**Objective**
Reproduce all of the data exactly.

Records from a data source:
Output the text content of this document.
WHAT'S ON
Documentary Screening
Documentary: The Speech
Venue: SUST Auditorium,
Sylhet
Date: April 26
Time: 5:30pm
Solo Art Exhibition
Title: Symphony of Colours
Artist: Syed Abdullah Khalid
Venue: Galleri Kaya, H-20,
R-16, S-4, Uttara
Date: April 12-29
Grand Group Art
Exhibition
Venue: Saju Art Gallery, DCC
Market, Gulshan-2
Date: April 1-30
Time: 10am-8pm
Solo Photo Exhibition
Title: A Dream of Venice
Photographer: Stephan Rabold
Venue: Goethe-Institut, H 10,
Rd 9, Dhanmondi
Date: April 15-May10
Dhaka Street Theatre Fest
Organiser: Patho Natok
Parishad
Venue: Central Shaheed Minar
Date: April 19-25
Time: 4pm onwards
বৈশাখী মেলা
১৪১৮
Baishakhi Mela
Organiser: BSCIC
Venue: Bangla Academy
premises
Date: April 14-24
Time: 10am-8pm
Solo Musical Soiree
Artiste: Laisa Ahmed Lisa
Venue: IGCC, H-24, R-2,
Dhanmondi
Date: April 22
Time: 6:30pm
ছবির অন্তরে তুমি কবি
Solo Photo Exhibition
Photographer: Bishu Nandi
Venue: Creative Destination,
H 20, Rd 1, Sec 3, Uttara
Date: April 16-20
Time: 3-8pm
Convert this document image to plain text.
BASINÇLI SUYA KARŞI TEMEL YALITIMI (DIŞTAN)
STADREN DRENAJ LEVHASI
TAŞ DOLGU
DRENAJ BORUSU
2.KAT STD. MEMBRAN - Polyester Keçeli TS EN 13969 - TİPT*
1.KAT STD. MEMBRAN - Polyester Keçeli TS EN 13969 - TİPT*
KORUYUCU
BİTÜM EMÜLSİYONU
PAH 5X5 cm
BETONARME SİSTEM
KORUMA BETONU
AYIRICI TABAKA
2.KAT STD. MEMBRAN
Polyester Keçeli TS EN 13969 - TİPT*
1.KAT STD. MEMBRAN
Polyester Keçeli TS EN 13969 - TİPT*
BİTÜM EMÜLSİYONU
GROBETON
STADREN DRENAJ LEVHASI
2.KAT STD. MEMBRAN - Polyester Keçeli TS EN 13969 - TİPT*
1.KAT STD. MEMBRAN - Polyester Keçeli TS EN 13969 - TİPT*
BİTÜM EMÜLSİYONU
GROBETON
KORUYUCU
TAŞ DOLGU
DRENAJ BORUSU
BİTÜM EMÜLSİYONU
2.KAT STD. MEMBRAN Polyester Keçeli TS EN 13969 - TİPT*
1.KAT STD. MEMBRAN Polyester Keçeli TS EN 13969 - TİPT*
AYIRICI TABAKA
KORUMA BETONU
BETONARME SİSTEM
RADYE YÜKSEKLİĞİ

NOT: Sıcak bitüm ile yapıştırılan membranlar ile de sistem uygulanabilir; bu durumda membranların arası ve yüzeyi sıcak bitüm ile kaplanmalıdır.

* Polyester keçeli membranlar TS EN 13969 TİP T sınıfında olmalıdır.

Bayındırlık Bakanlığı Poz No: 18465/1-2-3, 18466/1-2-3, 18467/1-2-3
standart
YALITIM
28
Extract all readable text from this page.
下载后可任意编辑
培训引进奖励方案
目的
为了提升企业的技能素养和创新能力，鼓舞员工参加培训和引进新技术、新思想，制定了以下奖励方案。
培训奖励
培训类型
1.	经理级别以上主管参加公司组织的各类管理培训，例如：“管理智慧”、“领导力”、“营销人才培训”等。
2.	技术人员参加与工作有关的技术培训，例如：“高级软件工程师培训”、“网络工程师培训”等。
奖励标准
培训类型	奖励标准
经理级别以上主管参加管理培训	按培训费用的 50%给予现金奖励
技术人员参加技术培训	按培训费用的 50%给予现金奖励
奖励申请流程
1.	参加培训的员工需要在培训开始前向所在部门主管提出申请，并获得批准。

**Finished exercise**
Output the text content of this document.
WHAT'S ON
Documentary Screening
Documentary: The Speech
Venue: SUST Auditorium,
Sylhet
Date: April 26
Time: 5:30pm
Solo Art Exhibition
Title: Symphony of Colours
Artist: Syed Abdullah Khalid
Venue: Galleri Kaya, H-20,
R-16, S-4, Uttara
Date: April 12-29
Grand Group Art
Exhibition
Venue: Saju Art Gallery, DCC
Market, Gulshan-2
Date: April 1-30
Time: 10am-8pm
Solo Photo Exhibition
Title: A Dream of Venice
Photographer: Stephan Rabold
Venue: Goethe-Institut, H 10,
Rd 9, Dhanmondi
Date: April 15-May10
Dhaka Street Theatre Fest
Organiser: Patho Natok
Parishad
Venue: Central Shaheed Minar
Date: April 19-25
Time: 4pm onwards
বৈশাখী মেলা
১৪১৮
Baishakhi Mela
Organiser: BSCIC
Venue: Bangla Academy
premises
Date: April 14-24
Time: 10am-8pm
Solo Musical Soiree
Artiste: Laisa Ahmed Lisa
Venue: IGCC, H-24, R-2,
Dhanmondi
Date: April 22
Time: 6:30pm
ছবির অন্তরে তুমি কবি
Solo Photo Exhibition
Photographer: Bishu Nandi
Venue: Creative Destination,
H 20, Rd 1, Sec 3, Uttara
Date: April 16-20
Time: 3-8pm
Convert this document image to plain text.
BASINÇLI SUYA KARŞI TEMEL YALITIMI (DIŞTAN)
STADREN DRENAJ LEVHASI
TAŞ DOLGU
DRENAJ BORUSU
2.KAT STD. MEMBRAN - Polyester Keçeli TS EN 13969 - TİPT*
1.KAT STD. MEMBRAN - Polyester Keçeli TS EN 13969 - TİPT*
KORUYUCU
BİTÜM EMÜLSİYONU
PAH 5X5 cm
BETONARME SİSTEM
KORUMA BETONU
AYIRICI TABAKA
2.KAT STD. MEMBRAN
Polyester Keçeli TS EN 13969 - TİPT*
1.KAT STD. MEMBRAN
Polyester Keçeli TS EN 13969 - TİPT*
BİTÜM EMÜLSİYONU
GROBETON
STADREN DRENAJ LEVHASI
2.KAT STD. MEMBRAN - Polyester Keçeli TS EN 13969 - TİPT*
1.KAT STD. MEMBRAN - Polyester Keçeli TS EN 13969 - TİPT*
BİTÜM EMÜLSİYONU
GROBETON
KORUYUCU
TAŞ DOLGU
DRENAJ BORUSU
BİTÜM EMÜLSİYONU
2.KAT STD. MEMBRAN Polyester Keçeli TS EN 13969 - TİPT*
1.KAT STD. MEMBRAN Polyester Keçeli TS EN 13969 - TİPT*
AYIRICI TABAKA
KORUMA BETONU
BETONARME SİSTEM
RADYE YÜKSEKLİĞİ

NOT: Sıcak bitüm ile yapıştırılan membranlar ile de sistem uygulanabilir; bu durumda membranların arası ve yüzeyi sıcak bitüm ile kaplanmalıdır.

* Polyester keçeli membranlar TS EN 13969 TİP T sınıfında olmalıdır.

Bayındırlık Bakanlığı Poz No: 18465/1-2-3, 18466/1-2-3, 18467/1-2-3
standart
YALITIM
28
Extract all readable text from this page.
下载后可任意编辑
培训引进奖励方案
目的
为了提升企业的技能素养和创新能力，鼓舞员工参加培训和引进新技术、新思想，制定了以下奖励方案。
培训奖励
培训类型
1.	经理级别以上主管参加公司组织的各类管理培训，例如：“管理智慧”、“领导力”、“营销人才培训”等。
2.	技术人员参加与工作有关的技术培训，例如：“高级软件工程师培训”、“网络工程师培训”等。
奖励标准
培训类型	奖励标准
经理级别以上主管参加管理培训	按培训费用的 50%给予现金奖励
技术人员参加技术培训	按培训费用的 50%给予现金奖励
奖励申请流程
1.	参加培训的员工需要在培训开始前向所在部门主管提出申请，并获得批准。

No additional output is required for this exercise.